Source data
++++++++++

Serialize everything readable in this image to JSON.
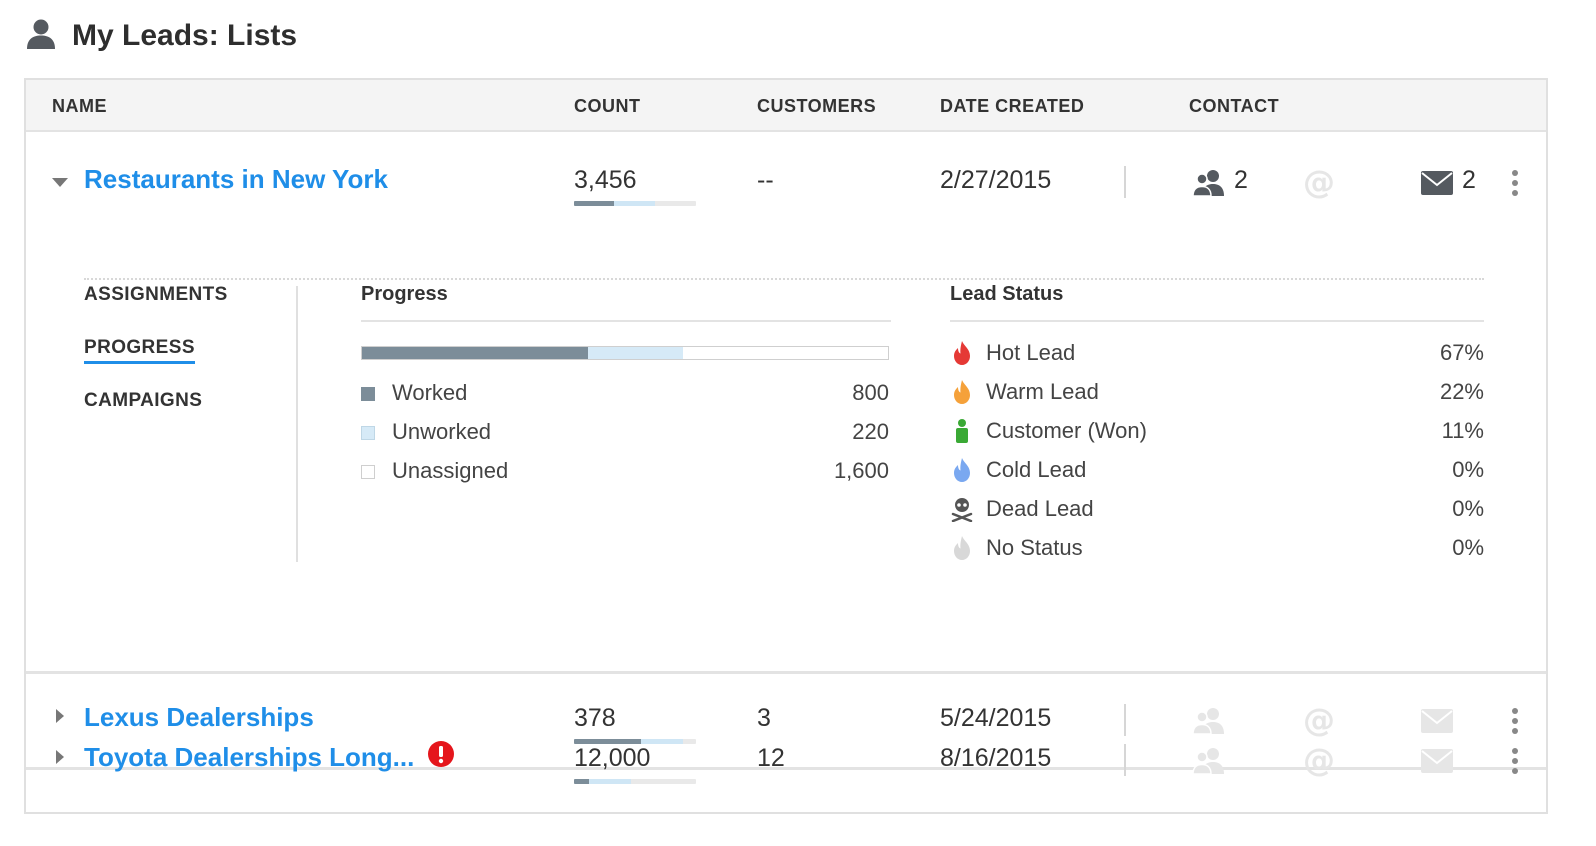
{
  "page": {
    "title": "My Leads: Lists",
    "icon": "person-icon"
  },
  "columns": [
    "NAME",
    "COUNT",
    "CUSTOMERS",
    "DATE CREATED",
    "CONTACT"
  ],
  "rows": [
    {
      "name": "Restaurants in New York",
      "count": "3,456",
      "count_worked_fraction": 0.33,
      "count_unworked_fraction": 0.33,
      "customers": "--",
      "date_created": "2/27/2015",
      "contacts_count": "2",
      "emails_count": "2",
      "expanded": true,
      "alert": false
    },
    {
      "name": "Lexus Dealerships",
      "count": "378",
      "count_worked_fraction": 0.55,
      "count_unworked_fraction": 0.34,
      "customers": "3",
      "date_created": "5/24/2015",
      "contacts_count": "",
      "emails_count": "",
      "expanded": false,
      "alert": false
    },
    {
      "name": "Toyota Dealerships Long...",
      "count": "12,000",
      "count_worked_fraction": 0.12,
      "count_unworked_fraction": 0.35,
      "customers": "12",
      "date_created": "8/16/2015",
      "contacts_count": "",
      "emails_count": "",
      "expanded": false,
      "alert": true
    }
  ],
  "detail": {
    "nav": [
      "ASSIGNMENTS",
      "PROGRESS",
      "CAMPAIGNS"
    ],
    "active_nav": "PROGRESS",
    "progress": {
      "title": "Progress",
      "worked_fraction": 0.43,
      "unworked_fraction": 0.18,
      "legend": [
        {
          "label": "Worked",
          "value": "800",
          "color": "#7c8d99"
        },
        {
          "label": "Unworked",
          "value": "220",
          "color": "#d6eaf7"
        },
        {
          "label": "Unassigned",
          "value": "1,600",
          "color": "#ffffff"
        }
      ]
    },
    "lead_status": {
      "title": "Lead Status",
      "items": [
        {
          "label": "Hot Lead",
          "pct": "67%",
          "icon": "flame-icon",
          "color": "#e53935"
        },
        {
          "label": "Warm Lead",
          "pct": "22%",
          "icon": "flame-icon",
          "color": "#f5a13a"
        },
        {
          "label": "Customer (Won)",
          "pct": "11%",
          "icon": "person-icon",
          "color": "#3aa935"
        },
        {
          "label": "Cold Lead",
          "pct": "0%",
          "icon": "flame-icon",
          "color": "#7aa8f0"
        },
        {
          "label": "Dead Lead",
          "pct": "0%",
          "icon": "skull-icon",
          "color": "#555555"
        },
        {
          "label": "No Status",
          "pct": "0%",
          "icon": "flame-icon",
          "color": "#d8d8d8"
        }
      ]
    }
  },
  "colors": {
    "link": "#1f8ee8",
    "worked": "#7c8d99",
    "unworked": "#cfe6f5",
    "alert": "#e5161c",
    "icon_active": "#555a60",
    "icon_inactive": "#e6e6e6"
  }
}
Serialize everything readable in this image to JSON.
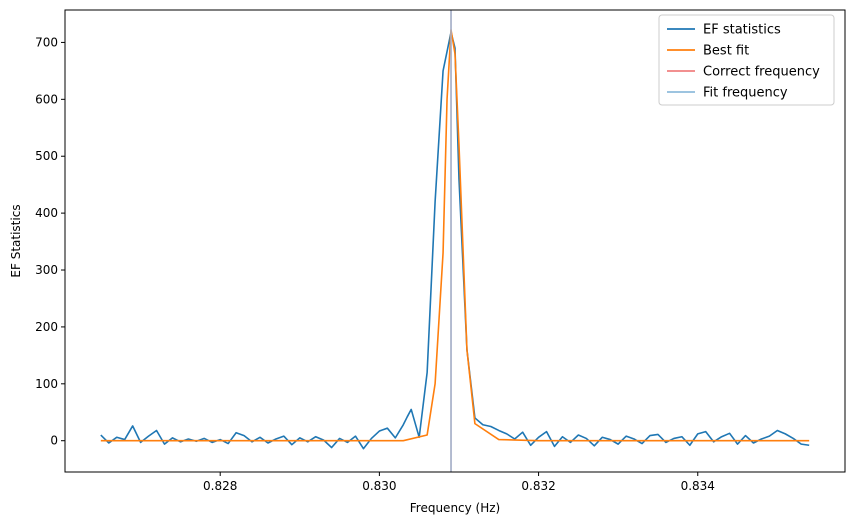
{
  "chart_data": {
    "type": "line",
    "title": "",
    "xlabel": "Frequency (Hz)",
    "ylabel": "EF Statistics",
    "xlim": [
      0.82605,
      0.83585
    ],
    "ylim": [
      -55,
      757
    ],
    "xticks": [
      0.828,
      0.83,
      0.832,
      0.834
    ],
    "xtick_labels": [
      "0.828",
      "0.830",
      "0.832",
      "0.834"
    ],
    "yticks": [
      0,
      100,
      200,
      300,
      400,
      500,
      600,
      700
    ],
    "ytick_labels": [
      "0",
      "100",
      "200",
      "300",
      "400",
      "500",
      "600",
      "700"
    ],
    "grid": false,
    "legend_position": "top-right",
    "series": [
      {
        "name": "EF statistics",
        "color": "#1f77b4",
        "x": [
          0.8265,
          0.8266,
          0.8267,
          0.8268,
          0.8269,
          0.827,
          0.8271,
          0.8272,
          0.8273,
          0.8274,
          0.8275,
          0.8276,
          0.8277,
          0.8278,
          0.8279,
          0.828,
          0.8281,
          0.8282,
          0.8283,
          0.8284,
          0.8285,
          0.8286,
          0.8287,
          0.8288,
          0.8289,
          0.829,
          0.8291,
          0.8292,
          0.8293,
          0.8294,
          0.8295,
          0.8296,
          0.8297,
          0.8298,
          0.8299,
          0.83,
          0.8301,
          0.8302,
          0.8303,
          0.83035,
          0.8304,
          0.8305,
          0.8306,
          0.8307,
          0.8308,
          0.8309,
          0.83095,
          0.831,
          0.8311,
          0.8312,
          0.8313,
          0.8314,
          0.8315,
          0.8316,
          0.8317,
          0.8318,
          0.8319,
          0.832,
          0.8321,
          0.8322,
          0.8323,
          0.8324,
          0.8325,
          0.8326,
          0.8327,
          0.8328,
          0.8329,
          0.833,
          0.8331,
          0.8332,
          0.8333,
          0.8334,
          0.8335,
          0.8336,
          0.8337,
          0.8338,
          0.8339,
          0.834,
          0.8341,
          0.8342,
          0.8343,
          0.8344,
          0.8345,
          0.8346,
          0.8347,
          0.8348,
          0.8349,
          0.835,
          0.8351,
          0.8352,
          0.8353,
          0.8354
        ],
        "y": [
          10,
          -4,
          6,
          2,
          26,
          -3,
          8,
          18,
          -6,
          5,
          -2,
          3,
          -1,
          4,
          -3,
          2,
          -5,
          14,
          9,
          -2,
          6,
          -4,
          3,
          8,
          -7,
          5,
          -2,
          7,
          1,
          -12,
          4,
          -3,
          8,
          -14,
          4,
          17,
          22,
          5,
          28,
          42,
          55,
          6,
          120,
          420,
          650,
          718,
          690,
          460,
          160,
          40,
          28,
          25,
          18,
          12,
          3,
          15,
          -8,
          6,
          16,
          -10,
          7,
          -3,
          10,
          4,
          -9,
          6,
          2,
          -6,
          8,
          3,
          -5,
          9,
          11,
          -3,
          4,
          7,
          -8,
          12,
          16,
          -2,
          7,
          13,
          -6,
          9,
          -4,
          3,
          8,
          18,
          12,
          4,
          -6,
          -8
        ]
      },
      {
        "name": "Best fit",
        "color": "#ff7f0e",
        "x": [
          0.8265,
          0.829,
          0.8303,
          0.8306,
          0.8307,
          0.8308,
          0.83085,
          0.8309,
          0.83095,
          0.831,
          0.8311,
          0.8312,
          0.8315,
          0.832,
          0.8354
        ],
        "y": [
          0,
          0,
          0,
          10,
          100,
          330,
          600,
          722,
          680,
          520,
          160,
          30,
          2,
          0,
          0
        ]
      },
      {
        "name": "Correct frequency",
        "color": "#f08080",
        "vline": 0.8309
      },
      {
        "name": "Fit frequency",
        "color": "#8fbcdb",
        "vline": 0.8309
      }
    ]
  }
}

++++++++++

What is being asked =>
Give only the number of lines above that hold the string "title".

Correct output =>
4